Source passage
------------------------------------------------------------------------
Marden v. Purdy

Decision Date10 April 1969
Docket NumberNo. 26152.,26152.
Citation409 F.2d 784
PartiesJay William MARDEN, Appellant, v. E. Wilson PURDY, as Sheriff of Dade County, Florida, Appellee. E. Wilson PURDY, as Sheriff of Dade County, Florida, Appellant, v. Jay William MARDEN, Appellee.
CourtU.S. Court of Appeals — Fifth Circuit

Joe N. Unger, Ray H. Pearson, Frates, Fay, Floyd & Pearson, Miami, Fla., for appellant.

Richard E. Gerstein, State's Atty., Harold Mendelow, Asst. Atty. Gen. of Florida, Miami, Fla.; Earl Faircloth, Atty. Gen., Tallahassee, Fla., for appellee.

Before THORNBERRY and AINSWORTH, Circuit Judges, and DAWKINS, District Judge.

THORNBERRY, Circuit Judge.

Appellant Jay William Marden was convicted of robbery in a Florida state court. His direct appeal was unsuccessful and it is agreed that available state remedies have been exhausted. His petition for writ of habeas corpus pursuant to 28 U.S.C. § 2254 was denied without hearing by the court below. On appeal, he persists in assertions made below that his motion to suppress evidence in state court was improperly denied and that a post-arrest identification procedure was unconstitutional.
------------------------------------------------------------------------
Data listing
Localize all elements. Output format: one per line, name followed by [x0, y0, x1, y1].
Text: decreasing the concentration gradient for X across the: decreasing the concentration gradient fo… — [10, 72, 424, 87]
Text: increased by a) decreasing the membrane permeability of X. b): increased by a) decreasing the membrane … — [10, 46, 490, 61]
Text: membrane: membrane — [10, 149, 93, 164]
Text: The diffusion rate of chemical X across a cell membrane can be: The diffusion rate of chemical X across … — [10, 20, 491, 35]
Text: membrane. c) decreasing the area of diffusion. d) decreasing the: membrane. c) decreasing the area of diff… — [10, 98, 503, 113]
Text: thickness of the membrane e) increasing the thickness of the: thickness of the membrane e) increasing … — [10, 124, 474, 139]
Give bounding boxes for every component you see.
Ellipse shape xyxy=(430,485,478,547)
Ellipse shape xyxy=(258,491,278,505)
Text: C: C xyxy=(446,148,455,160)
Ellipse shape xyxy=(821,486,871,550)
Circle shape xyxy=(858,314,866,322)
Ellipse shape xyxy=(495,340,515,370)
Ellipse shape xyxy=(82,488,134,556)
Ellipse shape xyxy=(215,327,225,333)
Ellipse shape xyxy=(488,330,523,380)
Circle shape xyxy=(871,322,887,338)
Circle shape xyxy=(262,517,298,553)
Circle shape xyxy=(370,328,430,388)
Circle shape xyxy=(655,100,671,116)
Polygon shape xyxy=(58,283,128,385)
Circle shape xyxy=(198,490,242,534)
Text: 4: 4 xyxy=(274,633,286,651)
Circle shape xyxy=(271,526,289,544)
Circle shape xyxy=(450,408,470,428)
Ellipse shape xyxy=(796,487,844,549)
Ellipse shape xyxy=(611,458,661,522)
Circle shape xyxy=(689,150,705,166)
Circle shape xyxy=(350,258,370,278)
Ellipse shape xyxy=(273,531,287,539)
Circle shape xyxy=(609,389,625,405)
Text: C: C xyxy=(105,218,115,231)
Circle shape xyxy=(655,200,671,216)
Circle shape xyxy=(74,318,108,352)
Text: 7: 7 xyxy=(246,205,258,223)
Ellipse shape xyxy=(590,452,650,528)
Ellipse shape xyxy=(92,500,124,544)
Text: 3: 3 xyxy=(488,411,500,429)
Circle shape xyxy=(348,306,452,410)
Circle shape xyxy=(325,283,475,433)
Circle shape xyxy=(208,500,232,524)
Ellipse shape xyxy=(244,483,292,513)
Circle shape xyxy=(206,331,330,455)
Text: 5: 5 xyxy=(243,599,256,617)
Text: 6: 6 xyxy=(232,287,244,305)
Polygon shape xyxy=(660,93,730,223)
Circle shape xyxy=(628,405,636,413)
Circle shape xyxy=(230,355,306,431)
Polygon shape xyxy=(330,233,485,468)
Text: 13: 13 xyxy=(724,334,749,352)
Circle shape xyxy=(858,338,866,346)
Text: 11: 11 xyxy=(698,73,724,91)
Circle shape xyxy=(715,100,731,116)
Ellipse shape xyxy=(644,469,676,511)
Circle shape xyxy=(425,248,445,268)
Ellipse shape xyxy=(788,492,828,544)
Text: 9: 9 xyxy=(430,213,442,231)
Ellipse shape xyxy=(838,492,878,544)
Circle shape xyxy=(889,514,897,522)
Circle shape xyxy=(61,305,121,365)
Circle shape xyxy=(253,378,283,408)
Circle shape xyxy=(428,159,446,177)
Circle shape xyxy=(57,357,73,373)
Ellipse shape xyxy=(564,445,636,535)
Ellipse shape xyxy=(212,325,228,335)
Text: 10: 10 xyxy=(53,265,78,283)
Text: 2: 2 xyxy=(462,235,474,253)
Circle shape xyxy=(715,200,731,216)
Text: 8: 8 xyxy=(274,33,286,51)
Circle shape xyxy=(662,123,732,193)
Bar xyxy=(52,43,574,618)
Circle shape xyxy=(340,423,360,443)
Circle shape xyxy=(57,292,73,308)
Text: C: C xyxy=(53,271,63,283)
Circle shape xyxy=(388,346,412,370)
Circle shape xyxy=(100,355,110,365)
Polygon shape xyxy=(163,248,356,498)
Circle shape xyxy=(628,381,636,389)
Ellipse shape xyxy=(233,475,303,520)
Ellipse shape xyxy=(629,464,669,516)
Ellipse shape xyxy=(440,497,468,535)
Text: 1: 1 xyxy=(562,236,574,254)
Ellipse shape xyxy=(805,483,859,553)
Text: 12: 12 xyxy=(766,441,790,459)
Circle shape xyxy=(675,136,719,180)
------------------------------------------------------------------------
The tasks
1) Print the Marden v. Purdy opinion in full, reproducing every line without alteration.
2) Output the rows of the data listing from its first row up to and including the row that contains "Text: C: C xyxy=(105,218,115,231)", copying each one verbatim and nothing else.
The Marden v. Purdy opinion and the data listing come from separate, unrelated sources.

Problem solutions
1)
Marden v. Purdy

Decision Date10 April 1969
Docket NumberNo. 26152.,26152.
Citation409 F.2d 784
PartiesJay William MARDEN, Appellant, v. E. Wilson PURDY, as Sheriff of Dade County, Florida, Appellee. E. Wilson PURDY, as Sheriff of Dade County, Florida, Appellant, v. Jay William MARDEN, Appellee.
CourtU.S. Court of Appeals — Fifth Circuit

Joe N. Unger, Ray H. Pearson, Frates, Fay, Floyd & Pearson, Miami, Fla., for appellant.

Richard E. Gerstein, State's Atty., Harold Mendelow, Asst. Atty. Gen. of Florida, Miami, Fla.; Earl Faircloth, Atty. Gen., Tallahassee, Fla., for appellee.

Before THORNBERRY and AINSWORTH, Circuit Judges, and DAWKINS, District Judge.

THORNBERRY, Circuit Judge.

Appellant Jay William Marden was convicted of robbery in a Florida state court. His direct appeal was unsuccessful and it is agreed that available state remedies have been exhausted. His petition for writ of habeas corpus pursuant to 28 U.S.C. § 2254 was denied without hearing by the court below. On appeal, he persists in assertions made below that his motion to suppress evidence in state court was improperly denied and that a post-arrest identification procedure was unconstitutional.

2)
Localize all elements. Output format: one per line, name followed by [x0, y0, x1, y1].
Text: decreasing the concentration gradient for X across the: decreasing the concentration gradient fo… — [10, 72, 424, 87]
Text: increased by a) decreasing the membrane permeability of X. b): increased by a) decreasing the membrane … — [10, 46, 490, 61]
Text: membrane: membrane — [10, 149, 93, 164]
Text: The diffusion rate of chemical X across a cell membrane can be: The diffusion rate of chemical X across … — [10, 20, 491, 35]
Text: membrane. c) decreasing the area of diffusion. d) decreasing the: membrane. c) decreasing the area of diff… — [10, 98, 503, 113]
Text: thickness of the membrane e) increasing the thickness of the: thickness of the membrane e) increasing … — [10, 124, 474, 139]
Give bounding boxes for every component you see.
Ellipse shape xyxy=(430,485,478,547)
Ellipse shape xyxy=(258,491,278,505)
Text: C: C xyxy=(446,148,455,160)
Ellipse shape xyxy=(821,486,871,550)
Circle shape xyxy=(858,314,866,322)
Ellipse shape xyxy=(495,340,515,370)
Ellipse shape xyxy=(82,488,134,556)
Ellipse shape xyxy=(215,327,225,333)
Ellipse shape xyxy=(488,330,523,380)
Circle shape xyxy=(871,322,887,338)
Circle shape xyxy=(262,517,298,553)
Circle shape xyxy=(370,328,430,388)
Circle shape xyxy=(655,100,671,116)
Polygon shape xyxy=(58,283,128,385)
Circle shape xyxy=(198,490,242,534)
Text: 4: 4 xyxy=(274,633,286,651)
Circle shape xyxy=(271,526,289,544)
Circle shape xyxy=(450,408,470,428)
Ellipse shape xyxy=(796,487,844,549)
Ellipse shape xyxy=(611,458,661,522)
Circle shape xyxy=(689,150,705,166)
Circle shape xyxy=(350,258,370,278)
Ellipse shape xyxy=(273,531,287,539)
Circle shape xyxy=(609,389,625,405)
Text: C: C xyxy=(105,218,115,231)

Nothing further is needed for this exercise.